**WRITTEN PROBLEM**
Will you output the entries below exactly, skipping every image they contain?

— START OF AVAILABLE RECORDS —

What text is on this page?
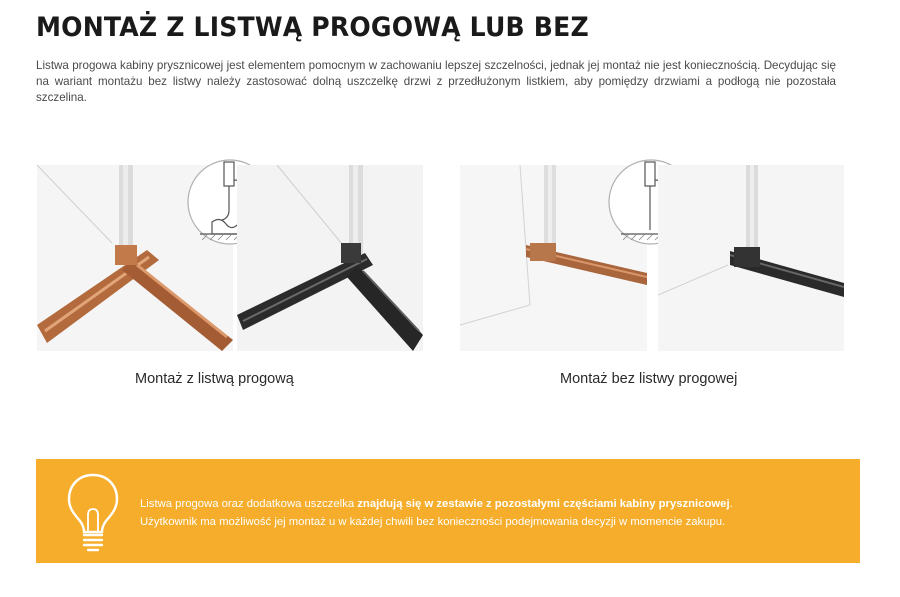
MONTAŻ Z LISTWĄ PROGOWĄ LUB BEZ
Listwa progowa kabiny prysznicowej jest elementem pomocnym w zachowaniu lepszej szczelności, jednak jej montaż nie jest koniecznością. Decydując się na wariant montażu bez listwy należy zastosować dolną uszczelkę drzwi z przedłużonym listkiem, aby pomiędzy drzwiami a podłogą nie pozostała szczelina.
Montaż z listwą progową	Montaż bez listwy progowej
Listwa progowa oraz dodatkowa uszczelka znajdują się w zestawie z pozostałymi częściami kabiny prysznicowej.
Użytkownik ma możliwość jej montaż u w każdej chwili bez konieczności podejmowania decyzji w momencie zakupu.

— END OF AVAILABLE RECORDS —

**THE RESPONSE**
What text is on this page?
MONTAŻ Z LISTWĄ PROGOWĄ LUB BEZ
Listwa progowa kabiny prysznicowej jest elementem pomocnym w zachowaniu lepszej szczelności, jednak jej montaż nie jest koniecznością. Decydując się na wariant montażu bez listwy należy zastosować dolną uszczelkę drzwi z przedłużonym listkiem, aby pomiędzy drzwiami a podłogą nie pozostała szczelina.
Montaż z listwą progową	Montaż bez listwy progowej
Listwa progowa oraz dodatkowa uszczelka znajdują się w zestawie z pozostałymi częściami kabiny prysznicowej.
Użytkownik ma możliwość jej montaż u w każdej chwili bez konieczności podejmowania decyzji w momencie zakupu.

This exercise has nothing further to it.